REQUIRED WORK
What lines of the data include the string "background"? Copy them all.

'''

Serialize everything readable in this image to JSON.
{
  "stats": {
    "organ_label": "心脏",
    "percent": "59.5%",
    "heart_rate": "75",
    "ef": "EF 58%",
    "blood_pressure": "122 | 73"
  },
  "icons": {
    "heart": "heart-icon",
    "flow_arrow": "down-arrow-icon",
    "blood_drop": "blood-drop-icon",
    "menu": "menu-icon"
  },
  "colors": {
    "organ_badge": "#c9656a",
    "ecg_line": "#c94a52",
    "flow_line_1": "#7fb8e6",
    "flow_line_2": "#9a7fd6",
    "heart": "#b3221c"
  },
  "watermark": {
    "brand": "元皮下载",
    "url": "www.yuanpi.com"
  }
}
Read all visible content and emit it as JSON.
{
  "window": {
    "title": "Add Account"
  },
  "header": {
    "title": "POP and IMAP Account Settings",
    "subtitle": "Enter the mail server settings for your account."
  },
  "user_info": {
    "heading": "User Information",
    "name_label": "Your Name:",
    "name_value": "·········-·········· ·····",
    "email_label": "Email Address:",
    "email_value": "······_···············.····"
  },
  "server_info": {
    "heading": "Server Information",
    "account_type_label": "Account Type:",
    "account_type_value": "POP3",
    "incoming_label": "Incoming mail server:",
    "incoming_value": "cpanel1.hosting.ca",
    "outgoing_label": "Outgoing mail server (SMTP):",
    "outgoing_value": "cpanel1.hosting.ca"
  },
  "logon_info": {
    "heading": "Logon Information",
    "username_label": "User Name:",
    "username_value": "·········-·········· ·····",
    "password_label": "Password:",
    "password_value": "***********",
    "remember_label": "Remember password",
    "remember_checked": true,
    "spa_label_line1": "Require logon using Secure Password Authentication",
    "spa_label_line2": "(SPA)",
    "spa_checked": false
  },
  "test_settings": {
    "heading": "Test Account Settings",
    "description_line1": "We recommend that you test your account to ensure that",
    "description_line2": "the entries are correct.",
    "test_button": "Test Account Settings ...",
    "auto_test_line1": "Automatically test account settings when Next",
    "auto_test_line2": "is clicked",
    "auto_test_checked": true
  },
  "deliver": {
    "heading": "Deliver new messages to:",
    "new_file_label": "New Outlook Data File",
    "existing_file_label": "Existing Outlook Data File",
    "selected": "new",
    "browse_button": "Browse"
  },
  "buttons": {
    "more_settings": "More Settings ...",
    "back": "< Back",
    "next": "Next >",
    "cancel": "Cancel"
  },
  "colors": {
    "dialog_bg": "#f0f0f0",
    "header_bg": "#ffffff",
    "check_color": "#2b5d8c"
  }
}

'''
'''

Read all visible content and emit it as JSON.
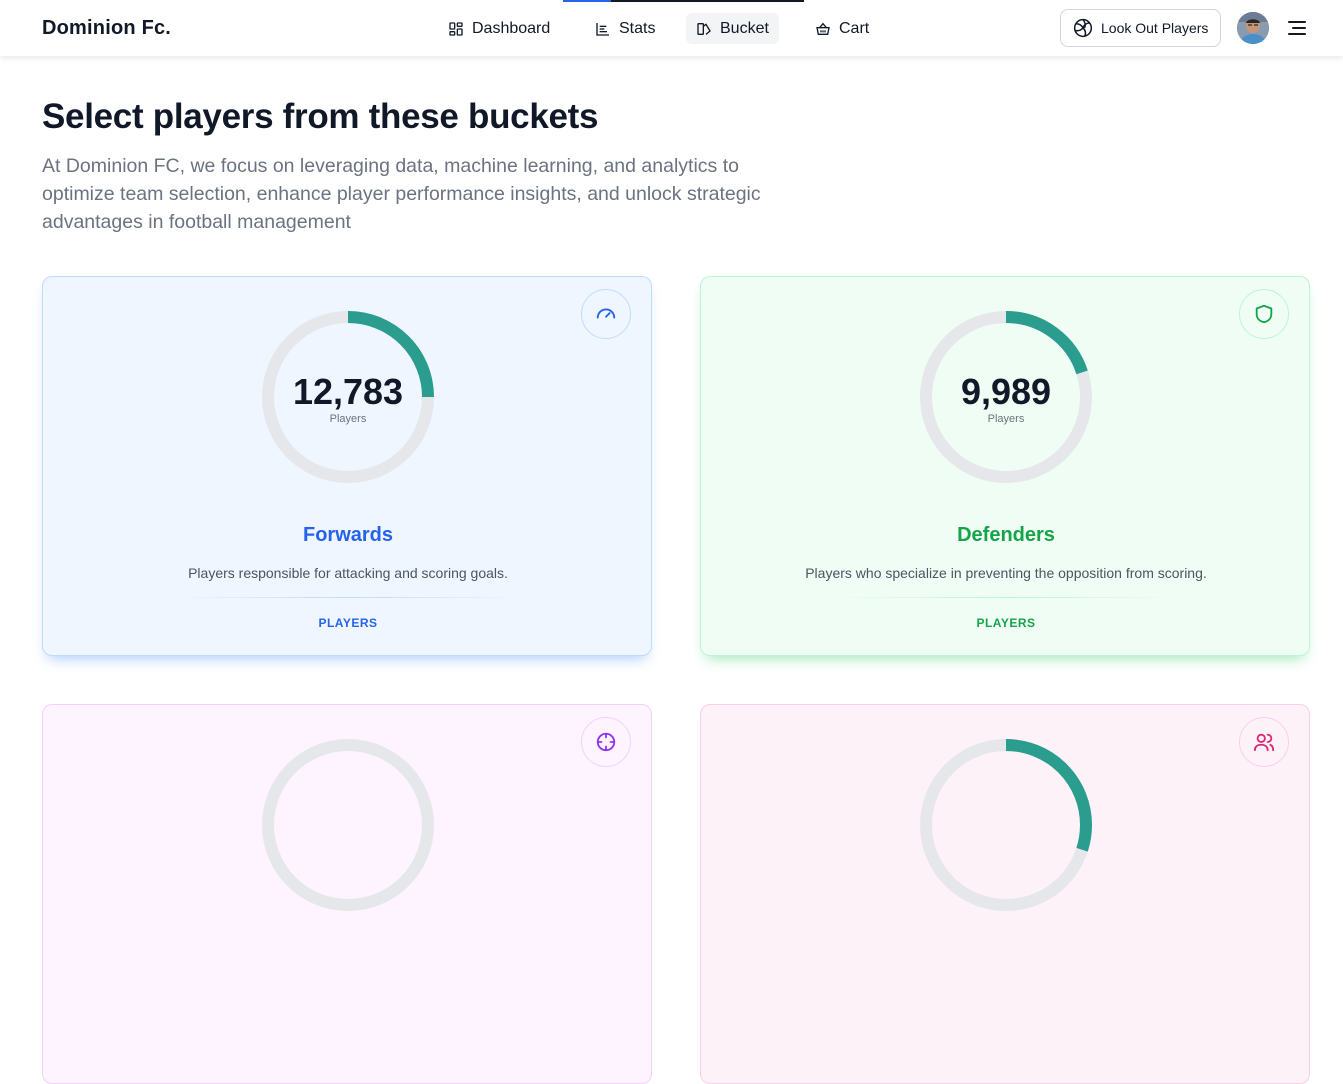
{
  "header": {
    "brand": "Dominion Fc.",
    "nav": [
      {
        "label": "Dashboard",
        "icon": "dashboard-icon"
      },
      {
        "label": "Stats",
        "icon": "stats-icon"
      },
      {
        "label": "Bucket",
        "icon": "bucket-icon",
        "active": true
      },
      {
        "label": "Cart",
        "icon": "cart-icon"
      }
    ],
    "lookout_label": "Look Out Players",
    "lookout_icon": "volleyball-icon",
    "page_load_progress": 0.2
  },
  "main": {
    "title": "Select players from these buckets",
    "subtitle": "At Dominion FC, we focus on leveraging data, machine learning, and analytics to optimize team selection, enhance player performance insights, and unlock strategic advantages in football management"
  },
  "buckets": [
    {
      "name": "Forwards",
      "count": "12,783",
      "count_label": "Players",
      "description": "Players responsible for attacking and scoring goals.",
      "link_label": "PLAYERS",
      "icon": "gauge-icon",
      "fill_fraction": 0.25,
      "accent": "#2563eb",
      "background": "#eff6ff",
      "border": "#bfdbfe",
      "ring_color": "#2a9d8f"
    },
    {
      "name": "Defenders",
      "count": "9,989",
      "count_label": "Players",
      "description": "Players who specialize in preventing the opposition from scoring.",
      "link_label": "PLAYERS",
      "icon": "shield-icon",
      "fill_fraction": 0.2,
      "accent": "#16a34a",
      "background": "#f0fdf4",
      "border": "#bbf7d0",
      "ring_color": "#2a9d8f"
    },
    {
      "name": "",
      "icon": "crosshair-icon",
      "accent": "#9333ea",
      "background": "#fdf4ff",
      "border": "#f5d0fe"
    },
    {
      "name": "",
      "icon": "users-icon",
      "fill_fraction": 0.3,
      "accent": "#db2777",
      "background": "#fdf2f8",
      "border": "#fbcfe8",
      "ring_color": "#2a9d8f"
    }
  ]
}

'''

THE OUTPUT
      "background": "#eff6ff",
      "background": "#f0fdf4",
      "background": "#fdf4ff",
      "background": "#fdf2f8",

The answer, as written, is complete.